From the entries below, copy every line holding the word "when".

--- start of Data extract ---

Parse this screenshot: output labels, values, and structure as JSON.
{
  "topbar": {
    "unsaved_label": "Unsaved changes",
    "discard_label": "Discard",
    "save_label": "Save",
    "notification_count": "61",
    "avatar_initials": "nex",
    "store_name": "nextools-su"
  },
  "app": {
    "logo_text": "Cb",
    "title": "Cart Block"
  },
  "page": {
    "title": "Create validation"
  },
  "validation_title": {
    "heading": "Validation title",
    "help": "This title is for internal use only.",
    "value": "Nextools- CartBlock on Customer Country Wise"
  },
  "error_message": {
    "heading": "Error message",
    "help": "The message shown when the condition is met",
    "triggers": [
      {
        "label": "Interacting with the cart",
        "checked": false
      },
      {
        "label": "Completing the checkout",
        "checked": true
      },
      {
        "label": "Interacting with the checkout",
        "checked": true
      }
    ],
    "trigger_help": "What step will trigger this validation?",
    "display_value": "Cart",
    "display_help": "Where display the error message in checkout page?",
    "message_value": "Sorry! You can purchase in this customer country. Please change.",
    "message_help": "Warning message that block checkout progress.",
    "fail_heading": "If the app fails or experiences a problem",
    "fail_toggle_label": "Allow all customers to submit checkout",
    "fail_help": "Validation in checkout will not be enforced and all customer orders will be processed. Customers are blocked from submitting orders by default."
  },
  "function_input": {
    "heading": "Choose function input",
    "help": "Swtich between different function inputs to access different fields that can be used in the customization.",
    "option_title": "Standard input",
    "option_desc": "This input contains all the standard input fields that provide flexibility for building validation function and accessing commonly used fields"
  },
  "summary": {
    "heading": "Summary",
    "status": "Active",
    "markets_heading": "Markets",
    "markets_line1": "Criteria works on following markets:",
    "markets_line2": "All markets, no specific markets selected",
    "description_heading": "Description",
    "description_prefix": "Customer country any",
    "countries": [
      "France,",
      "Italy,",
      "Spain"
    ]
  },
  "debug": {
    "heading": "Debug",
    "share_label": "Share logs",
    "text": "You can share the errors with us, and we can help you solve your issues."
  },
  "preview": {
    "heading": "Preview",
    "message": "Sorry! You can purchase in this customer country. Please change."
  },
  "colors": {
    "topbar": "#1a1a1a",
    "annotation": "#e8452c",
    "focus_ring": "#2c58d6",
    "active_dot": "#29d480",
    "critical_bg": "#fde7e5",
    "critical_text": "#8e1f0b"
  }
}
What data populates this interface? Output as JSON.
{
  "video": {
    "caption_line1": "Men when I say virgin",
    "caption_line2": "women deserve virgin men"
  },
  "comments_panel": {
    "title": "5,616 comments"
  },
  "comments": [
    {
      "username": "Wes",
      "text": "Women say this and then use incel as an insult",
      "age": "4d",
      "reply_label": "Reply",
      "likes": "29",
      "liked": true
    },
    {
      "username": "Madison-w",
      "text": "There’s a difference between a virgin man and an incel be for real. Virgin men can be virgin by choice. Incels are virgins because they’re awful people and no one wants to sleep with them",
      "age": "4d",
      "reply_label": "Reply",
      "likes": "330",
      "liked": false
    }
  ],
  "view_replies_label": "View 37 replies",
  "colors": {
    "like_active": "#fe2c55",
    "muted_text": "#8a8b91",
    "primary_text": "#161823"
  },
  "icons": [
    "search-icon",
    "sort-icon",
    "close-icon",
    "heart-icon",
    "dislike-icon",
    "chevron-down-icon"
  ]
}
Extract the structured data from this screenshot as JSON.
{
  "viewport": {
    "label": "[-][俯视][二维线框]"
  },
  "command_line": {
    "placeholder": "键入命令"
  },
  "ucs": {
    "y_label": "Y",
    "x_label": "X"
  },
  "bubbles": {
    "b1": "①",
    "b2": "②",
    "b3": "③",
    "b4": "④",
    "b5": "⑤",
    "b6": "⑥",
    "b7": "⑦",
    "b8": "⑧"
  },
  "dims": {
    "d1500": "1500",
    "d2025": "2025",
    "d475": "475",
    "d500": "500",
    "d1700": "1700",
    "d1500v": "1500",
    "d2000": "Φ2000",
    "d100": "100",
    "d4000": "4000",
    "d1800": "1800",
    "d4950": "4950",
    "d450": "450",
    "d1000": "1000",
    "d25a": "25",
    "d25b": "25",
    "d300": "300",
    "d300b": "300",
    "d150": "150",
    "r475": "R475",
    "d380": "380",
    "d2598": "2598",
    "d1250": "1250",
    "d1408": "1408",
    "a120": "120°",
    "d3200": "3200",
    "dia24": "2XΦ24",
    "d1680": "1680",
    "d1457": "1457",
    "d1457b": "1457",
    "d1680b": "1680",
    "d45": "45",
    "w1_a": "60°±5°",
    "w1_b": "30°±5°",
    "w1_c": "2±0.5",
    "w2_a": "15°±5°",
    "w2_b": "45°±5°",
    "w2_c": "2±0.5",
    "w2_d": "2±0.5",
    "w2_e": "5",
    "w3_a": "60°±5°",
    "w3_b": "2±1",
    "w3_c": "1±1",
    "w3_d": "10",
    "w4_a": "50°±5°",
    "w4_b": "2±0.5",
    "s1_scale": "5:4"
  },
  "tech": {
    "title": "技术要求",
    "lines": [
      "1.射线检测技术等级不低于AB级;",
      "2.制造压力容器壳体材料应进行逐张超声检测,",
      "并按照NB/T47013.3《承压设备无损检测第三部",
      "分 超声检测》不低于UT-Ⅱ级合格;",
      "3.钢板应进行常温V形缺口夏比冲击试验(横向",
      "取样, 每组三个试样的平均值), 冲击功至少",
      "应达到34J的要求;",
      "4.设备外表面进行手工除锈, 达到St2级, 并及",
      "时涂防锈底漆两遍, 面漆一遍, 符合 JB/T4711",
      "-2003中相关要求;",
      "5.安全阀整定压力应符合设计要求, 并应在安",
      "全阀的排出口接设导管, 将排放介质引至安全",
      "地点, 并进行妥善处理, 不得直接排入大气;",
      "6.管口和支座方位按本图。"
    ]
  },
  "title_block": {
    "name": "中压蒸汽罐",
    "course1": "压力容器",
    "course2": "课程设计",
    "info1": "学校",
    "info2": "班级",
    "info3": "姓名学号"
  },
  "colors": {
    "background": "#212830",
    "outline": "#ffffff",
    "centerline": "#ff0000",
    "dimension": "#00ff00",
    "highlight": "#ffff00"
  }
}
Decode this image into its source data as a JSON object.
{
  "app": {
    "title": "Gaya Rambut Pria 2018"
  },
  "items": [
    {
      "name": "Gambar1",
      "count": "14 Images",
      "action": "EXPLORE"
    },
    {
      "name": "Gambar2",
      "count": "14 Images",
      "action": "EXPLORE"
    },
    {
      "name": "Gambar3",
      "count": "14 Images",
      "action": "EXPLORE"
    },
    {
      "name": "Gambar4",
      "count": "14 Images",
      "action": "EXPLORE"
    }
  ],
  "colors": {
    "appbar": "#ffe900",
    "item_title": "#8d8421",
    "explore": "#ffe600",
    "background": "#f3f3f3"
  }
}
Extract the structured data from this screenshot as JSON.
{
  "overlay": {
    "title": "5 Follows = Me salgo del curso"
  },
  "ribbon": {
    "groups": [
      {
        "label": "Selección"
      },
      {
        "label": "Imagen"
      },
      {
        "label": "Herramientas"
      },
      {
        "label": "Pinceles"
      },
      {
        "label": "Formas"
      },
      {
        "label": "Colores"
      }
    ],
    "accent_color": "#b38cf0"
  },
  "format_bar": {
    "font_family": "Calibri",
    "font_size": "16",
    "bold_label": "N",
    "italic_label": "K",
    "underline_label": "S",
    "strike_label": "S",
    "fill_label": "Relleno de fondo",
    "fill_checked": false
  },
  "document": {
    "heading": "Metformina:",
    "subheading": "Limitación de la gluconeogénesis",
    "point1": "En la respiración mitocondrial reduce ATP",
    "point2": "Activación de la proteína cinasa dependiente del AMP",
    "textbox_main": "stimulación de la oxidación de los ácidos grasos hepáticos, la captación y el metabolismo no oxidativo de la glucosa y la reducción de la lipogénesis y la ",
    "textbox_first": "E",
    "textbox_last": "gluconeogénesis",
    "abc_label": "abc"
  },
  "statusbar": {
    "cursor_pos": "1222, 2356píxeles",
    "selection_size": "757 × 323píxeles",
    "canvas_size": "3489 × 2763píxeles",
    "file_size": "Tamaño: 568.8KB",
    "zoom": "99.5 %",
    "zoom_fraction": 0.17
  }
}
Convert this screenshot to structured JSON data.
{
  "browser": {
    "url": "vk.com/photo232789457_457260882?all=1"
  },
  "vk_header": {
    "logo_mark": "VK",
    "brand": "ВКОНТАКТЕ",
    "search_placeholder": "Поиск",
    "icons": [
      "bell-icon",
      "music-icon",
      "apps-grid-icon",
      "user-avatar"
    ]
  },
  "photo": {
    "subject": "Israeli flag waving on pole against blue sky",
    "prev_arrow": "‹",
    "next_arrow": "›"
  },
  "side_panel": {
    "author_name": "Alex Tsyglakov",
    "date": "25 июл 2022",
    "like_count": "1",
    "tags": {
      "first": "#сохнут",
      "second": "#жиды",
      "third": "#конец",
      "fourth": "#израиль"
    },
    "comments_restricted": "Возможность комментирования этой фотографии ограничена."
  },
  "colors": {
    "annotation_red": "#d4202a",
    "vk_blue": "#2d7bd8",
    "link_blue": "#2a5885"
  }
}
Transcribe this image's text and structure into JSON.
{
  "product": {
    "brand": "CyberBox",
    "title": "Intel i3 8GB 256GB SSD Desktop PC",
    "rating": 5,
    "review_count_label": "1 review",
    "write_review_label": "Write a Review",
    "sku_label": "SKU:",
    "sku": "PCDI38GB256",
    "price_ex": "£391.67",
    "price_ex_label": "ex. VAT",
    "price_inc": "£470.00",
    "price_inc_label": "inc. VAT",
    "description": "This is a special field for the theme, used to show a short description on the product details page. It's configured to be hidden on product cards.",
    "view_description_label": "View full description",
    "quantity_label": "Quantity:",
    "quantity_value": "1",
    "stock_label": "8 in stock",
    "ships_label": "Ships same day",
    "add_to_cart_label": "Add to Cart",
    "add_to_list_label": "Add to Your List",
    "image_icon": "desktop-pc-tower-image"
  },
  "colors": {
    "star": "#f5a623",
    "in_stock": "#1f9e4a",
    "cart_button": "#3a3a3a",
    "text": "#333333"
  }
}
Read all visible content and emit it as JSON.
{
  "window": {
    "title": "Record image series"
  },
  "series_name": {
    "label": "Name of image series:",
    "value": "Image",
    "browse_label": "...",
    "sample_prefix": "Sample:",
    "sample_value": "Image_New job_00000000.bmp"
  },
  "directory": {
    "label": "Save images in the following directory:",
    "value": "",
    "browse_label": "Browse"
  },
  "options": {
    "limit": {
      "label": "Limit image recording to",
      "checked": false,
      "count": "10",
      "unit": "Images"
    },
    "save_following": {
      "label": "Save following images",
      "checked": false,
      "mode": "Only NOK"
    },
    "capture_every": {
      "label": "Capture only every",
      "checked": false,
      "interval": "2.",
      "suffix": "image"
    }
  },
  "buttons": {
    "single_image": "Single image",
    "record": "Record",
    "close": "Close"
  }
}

--- end of Data extract ---

Solution to this task:
    "help": "The message shown when the condition is met",
    "caption_line1": "Men when I say virgin",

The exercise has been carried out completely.